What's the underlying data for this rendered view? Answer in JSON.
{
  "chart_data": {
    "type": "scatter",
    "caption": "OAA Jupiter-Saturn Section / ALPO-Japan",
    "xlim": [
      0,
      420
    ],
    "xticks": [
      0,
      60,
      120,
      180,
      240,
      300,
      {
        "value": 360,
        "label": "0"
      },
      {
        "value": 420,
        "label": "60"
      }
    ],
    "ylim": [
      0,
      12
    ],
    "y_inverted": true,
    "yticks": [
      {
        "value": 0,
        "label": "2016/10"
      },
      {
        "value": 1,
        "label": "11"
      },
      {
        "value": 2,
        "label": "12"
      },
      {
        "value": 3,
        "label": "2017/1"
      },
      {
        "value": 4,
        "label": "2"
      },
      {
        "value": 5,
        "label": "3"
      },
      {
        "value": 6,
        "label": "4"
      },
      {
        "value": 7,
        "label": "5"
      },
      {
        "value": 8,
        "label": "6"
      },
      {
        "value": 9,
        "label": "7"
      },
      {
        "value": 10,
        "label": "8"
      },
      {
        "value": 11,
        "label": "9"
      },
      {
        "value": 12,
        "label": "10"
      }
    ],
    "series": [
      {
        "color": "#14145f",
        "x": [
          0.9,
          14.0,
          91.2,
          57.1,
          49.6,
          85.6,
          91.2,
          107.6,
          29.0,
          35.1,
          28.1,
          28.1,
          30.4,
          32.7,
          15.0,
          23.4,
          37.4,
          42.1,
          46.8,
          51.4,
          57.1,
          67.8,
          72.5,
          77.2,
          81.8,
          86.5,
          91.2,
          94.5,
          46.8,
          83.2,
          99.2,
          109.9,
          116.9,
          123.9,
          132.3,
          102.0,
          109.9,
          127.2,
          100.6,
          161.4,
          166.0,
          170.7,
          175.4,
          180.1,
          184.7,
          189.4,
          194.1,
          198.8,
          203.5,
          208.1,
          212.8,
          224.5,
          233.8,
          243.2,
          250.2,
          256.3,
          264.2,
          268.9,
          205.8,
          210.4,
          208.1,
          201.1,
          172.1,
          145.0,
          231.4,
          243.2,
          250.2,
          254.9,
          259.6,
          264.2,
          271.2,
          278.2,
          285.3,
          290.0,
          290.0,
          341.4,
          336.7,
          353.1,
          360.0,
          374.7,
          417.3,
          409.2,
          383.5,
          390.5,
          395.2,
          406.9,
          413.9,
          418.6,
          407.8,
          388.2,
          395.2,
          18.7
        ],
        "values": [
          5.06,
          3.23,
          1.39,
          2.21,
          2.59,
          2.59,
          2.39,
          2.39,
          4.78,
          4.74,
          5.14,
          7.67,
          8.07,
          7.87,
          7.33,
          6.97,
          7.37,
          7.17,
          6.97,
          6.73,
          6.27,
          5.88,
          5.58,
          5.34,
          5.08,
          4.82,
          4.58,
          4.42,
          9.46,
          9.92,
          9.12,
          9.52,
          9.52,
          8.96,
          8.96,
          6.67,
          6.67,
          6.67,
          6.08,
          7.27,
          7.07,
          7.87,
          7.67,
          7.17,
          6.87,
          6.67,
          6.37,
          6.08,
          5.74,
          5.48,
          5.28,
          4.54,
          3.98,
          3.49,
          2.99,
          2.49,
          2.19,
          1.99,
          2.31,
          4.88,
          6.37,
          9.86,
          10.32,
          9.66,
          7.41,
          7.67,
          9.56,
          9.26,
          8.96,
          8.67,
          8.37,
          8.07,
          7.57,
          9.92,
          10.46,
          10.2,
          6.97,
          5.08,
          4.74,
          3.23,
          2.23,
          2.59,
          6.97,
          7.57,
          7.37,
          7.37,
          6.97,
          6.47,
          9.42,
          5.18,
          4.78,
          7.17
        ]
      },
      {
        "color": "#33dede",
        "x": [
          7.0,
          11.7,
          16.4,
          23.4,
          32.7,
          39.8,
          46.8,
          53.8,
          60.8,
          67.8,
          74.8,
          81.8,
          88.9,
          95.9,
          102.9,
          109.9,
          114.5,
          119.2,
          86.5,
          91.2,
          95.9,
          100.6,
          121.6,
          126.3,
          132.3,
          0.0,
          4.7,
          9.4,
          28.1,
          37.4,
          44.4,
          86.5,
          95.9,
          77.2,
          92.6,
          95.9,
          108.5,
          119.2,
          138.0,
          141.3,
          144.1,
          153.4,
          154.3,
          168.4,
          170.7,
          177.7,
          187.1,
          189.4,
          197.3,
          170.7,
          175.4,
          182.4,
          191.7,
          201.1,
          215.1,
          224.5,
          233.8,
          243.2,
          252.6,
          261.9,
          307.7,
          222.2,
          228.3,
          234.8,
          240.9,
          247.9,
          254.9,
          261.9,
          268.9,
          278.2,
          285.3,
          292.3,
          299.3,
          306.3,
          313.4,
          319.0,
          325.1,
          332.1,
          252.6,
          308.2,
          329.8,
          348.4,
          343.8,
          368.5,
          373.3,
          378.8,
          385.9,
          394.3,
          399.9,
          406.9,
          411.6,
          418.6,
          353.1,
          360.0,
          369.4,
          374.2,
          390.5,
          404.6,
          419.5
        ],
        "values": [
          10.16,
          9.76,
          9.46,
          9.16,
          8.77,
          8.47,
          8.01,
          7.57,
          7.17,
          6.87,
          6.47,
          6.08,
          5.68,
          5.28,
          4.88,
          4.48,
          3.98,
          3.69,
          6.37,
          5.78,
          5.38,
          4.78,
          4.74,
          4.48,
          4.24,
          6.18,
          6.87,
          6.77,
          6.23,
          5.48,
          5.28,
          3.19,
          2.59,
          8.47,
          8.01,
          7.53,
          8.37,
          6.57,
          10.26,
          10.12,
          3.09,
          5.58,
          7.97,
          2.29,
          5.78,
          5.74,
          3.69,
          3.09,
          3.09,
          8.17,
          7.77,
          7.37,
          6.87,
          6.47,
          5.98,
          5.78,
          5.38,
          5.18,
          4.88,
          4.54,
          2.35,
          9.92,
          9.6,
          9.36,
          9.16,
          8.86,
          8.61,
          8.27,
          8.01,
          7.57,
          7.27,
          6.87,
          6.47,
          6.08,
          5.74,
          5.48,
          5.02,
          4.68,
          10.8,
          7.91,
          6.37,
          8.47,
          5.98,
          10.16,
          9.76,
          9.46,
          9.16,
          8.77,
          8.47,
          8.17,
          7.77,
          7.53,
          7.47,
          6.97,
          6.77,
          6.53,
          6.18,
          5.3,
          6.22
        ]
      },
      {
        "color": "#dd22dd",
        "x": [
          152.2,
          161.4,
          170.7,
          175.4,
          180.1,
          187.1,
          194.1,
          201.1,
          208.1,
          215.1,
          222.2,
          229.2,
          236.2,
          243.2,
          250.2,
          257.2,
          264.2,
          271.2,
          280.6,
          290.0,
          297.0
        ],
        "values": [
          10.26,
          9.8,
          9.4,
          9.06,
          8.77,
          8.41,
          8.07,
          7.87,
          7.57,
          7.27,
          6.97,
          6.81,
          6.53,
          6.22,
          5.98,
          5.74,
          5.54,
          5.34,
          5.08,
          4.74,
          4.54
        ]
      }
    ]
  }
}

Exercise requirements: Your task is to quote the listing above word for word.

Reply to the exercise:
What's the underlying data for this rendered view? Answer in JSON.
{
  "chart_data": {
    "type": "scatter",
    "caption": "OAA Jupiter-Saturn Section / ALPO-Japan",
    "xlim": [
      0,
      420
    ],
    "xticks": [
      0,
      60,
      120,
      180,
      240,
      300,
      {
        "value": 360,
        "label": "0"
      },
      {
        "value": 420,
        "label": "60"
      }
    ],
    "ylim": [
      0,
      12
    ],
    "y_inverted": true,
    "yticks": [
      {
        "value": 0,
        "label": "2016/10"
      },
      {
        "value": 1,
        "label": "11"
      },
      {
        "value": 2,
        "label": "12"
      },
      {
        "value": 3,
        "label": "2017/1"
      },
      {
        "value": 4,
        "label": "2"
      },
      {
        "value": 5,
        "label": "3"
      },
      {
        "value": 6,
        "label": "4"
      },
      {
        "value": 7,
        "label": "5"
      },
      {
        "value": 8,
        "label": "6"
      },
      {
        "value": 9,
        "label": "7"
      },
      {
        "value": 10,
        "label": "8"
      },
      {
        "value": 11,
        "label": "9"
      },
      {
        "value": 12,
        "label": "10"
      }
    ],
    "series": [
      {
        "color": "#14145f",
        "x": [
          0.9,
          14.0,
          91.2,
          57.1,
          49.6,
          85.6,
          91.2,
          107.6,
          29.0,
          35.1,
          28.1,
          28.1,
          30.4,
          32.7,
          15.0,
          23.4,
          37.4,
          42.1,
          46.8,
          51.4,
          57.1,
          67.8,
          72.5,
          77.2,
          81.8,
          86.5,
          91.2,
          94.5,
          46.8,
          83.2,
          99.2,
          109.9,
          116.9,
          123.9,
          132.3,
          102.0,
          109.9,
          127.2,
          100.6,
          161.4,
          166.0,
          170.7,
          175.4,
          180.1,
          184.7,
          189.4,
          194.1,
          198.8,
          203.5,
          208.1,
          212.8,
          224.5,
          233.8,
          243.2,
          250.2,
          256.3,
          264.2,
          268.9,
          205.8,
          210.4,
          208.1,
          201.1,
          172.1,
          145.0,
          231.4,
          243.2,
          250.2,
          254.9,
          259.6,
          264.2,
          271.2,
          278.2,
          285.3,
          290.0,
          290.0,
          341.4,
          336.7,
          353.1,
          360.0,
          374.7,
          417.3,
          409.2,
          383.5,
          390.5,
          395.2,
          406.9,
          413.9,
          418.6,
          407.8,
          388.2,
          395.2,
          18.7
        ],
        "values": [
          5.06,
          3.23,
          1.39,
          2.21,
          2.59,
          2.59,
          2.39,
          2.39,
          4.78,
          4.74,
          5.14,
          7.67,
          8.07,
          7.87,
          7.33,
          6.97,
          7.37,
          7.17,
          6.97,
          6.73,
          6.27,
          5.88,
          5.58,
          5.34,
          5.08,
          4.82,
          4.58,
          4.42,
          9.46,
          9.92,
          9.12,
          9.52,
          9.52,
          8.96,
          8.96,
          6.67,
          6.67,
          6.67,
          6.08,
          7.27,
          7.07,
          7.87,
          7.67,
          7.17,
          6.87,
          6.67,
          6.37,
          6.08,
          5.74,
          5.48,
          5.28,
          4.54,
          3.98,
          3.49,
          2.99,
          2.49,
          2.19,
          1.99,
          2.31,
          4.88,
          6.37,
          9.86,
          10.32,
          9.66,
          7.41,
          7.67,
          9.56,
          9.26,
          8.96,
          8.67,
          8.37,
          8.07,
          7.57,
          9.92,
          10.46,
          10.2,
          6.97,
          5.08,
          4.74,
          3.23,
          2.23,
          2.59,
          6.97,
          7.57,
          7.37,
          7.37,
          6.97,
          6.47,
          9.42,
          5.18,
          4.78,
          7.17
        ]
      },
      {
        "color": "#33dede",
        "x": [
          7.0,
          11.7,
          16.4,
          23.4,
          32.7,
          39.8,
          46.8,
          53.8,
          60.8,
          67.8,
          74.8,
          81.8,
          88.9,
          95.9,
          102.9,
          109.9,
          114.5,
          119.2,
          86.5,
          91.2,
          95.9,
          100.6,
          121.6,
          126.3,
          132.3,
          0.0,
          4.7,
          9.4,
          28.1,
          37.4,
          44.4,
          86.5,
          95.9,
          77.2,
          92.6,
          95.9,
          108.5,
          119.2,
          138.0,
          141.3,
          144.1,
          153.4,
          154.3,
          168.4,
          170.7,
          177.7,
          187.1,
          189.4,
          197.3,
          170.7,
          175.4,
          182.4,
          191.7,
          201.1,
          215.1,
          224.5,
          233.8,
          243.2,
          252.6,
          261.9,
          307.7,
          222.2,
          228.3,
          234.8,
          240.9,
          247.9,
          254.9,
          261.9,
          268.9,
          278.2,
          285.3,
          292.3,
          299.3,
          306.3,
          313.4,
          319.0,
          325.1,
          332.1,
          252.6,
          308.2,
          329.8,
          348.4,
          343.8,
          368.5,
          373.3,
          378.8,
          385.9,
          394.3,
          399.9,
          406.9,
          411.6,
          418.6,
          353.1,
          360.0,
          369.4,
          374.2,
          390.5,
          404.6,
          419.5
        ],
        "values": [
          10.16,
          9.76,
          9.46,
          9.16,
          8.77,
          8.47,
          8.01,
          7.57,
          7.17,
          6.87,
          6.47,
          6.08,
          5.68,
          5.28,
          4.88,
          4.48,
          3.98,
          3.69,
          6.37,
          5.78,
          5.38,
          4.78,
          4.74,
          4.48,
          4.24,
          6.18,
          6.87,
          6.77,
          6.23,
          5.48,
          5.28,
          3.19,
          2.59,
          8.47,
          8.01,
          7.53,
          8.37,
          6.57,
          10.26,
          10.12,
          3.09,
          5.58,
          7.97,
          2.29,
          5.78,
          5.74,
          3.69,
          3.09,
          3.09,
          8.17,
          7.77,
          7.37,
          6.87,
          6.47,
          5.98,
          5.78,
          5.38,
          5.18,
          4.88,
          4.54,
          2.35,
          9.92,
          9.6,
          9.36,
          9.16,
          8.86,
          8.61,
          8.27,
          8.01,
          7.57,
          7.27,
          6.87,
          6.47,
          6.08,
          5.74,
          5.48,
          5.02,
          4.68,
          10.8,
          7.91,
          6.37,
          8.47,
          5.98,
          10.16,
          9.76,
          9.46,
          9.16,
          8.77,
          8.47,
          8.17,
          7.77,
          7.53,
          7.47,
          6.97,
          6.77,
          6.53,
          6.18,
          5.3,
          6.22
        ]
      },
      {
        "color": "#dd22dd",
        "x": [
          152.2,
          161.4,
          170.7,
          175.4,
          180.1,
          187.1,
          194.1,
          201.1,
          208.1,
          215.1,
          222.2,
          229.2,
          236.2,
          243.2,
          250.2,
          257.2,
          264.2,
          271.2,
          280.6,
          290.0,
          297.0
        ],
        "values": [
          10.26,
          9.8,
          9.4,
          9.06,
          8.77,
          8.41,
          8.07,
          7.87,
          7.57,
          7.27,
          6.97,
          6.81,
          6.53,
          6.22,
          5.98,
          5.74,
          5.54,
          5.34,
          5.08,
          4.74,
          4.54
        ]
      }
    ]
  }
}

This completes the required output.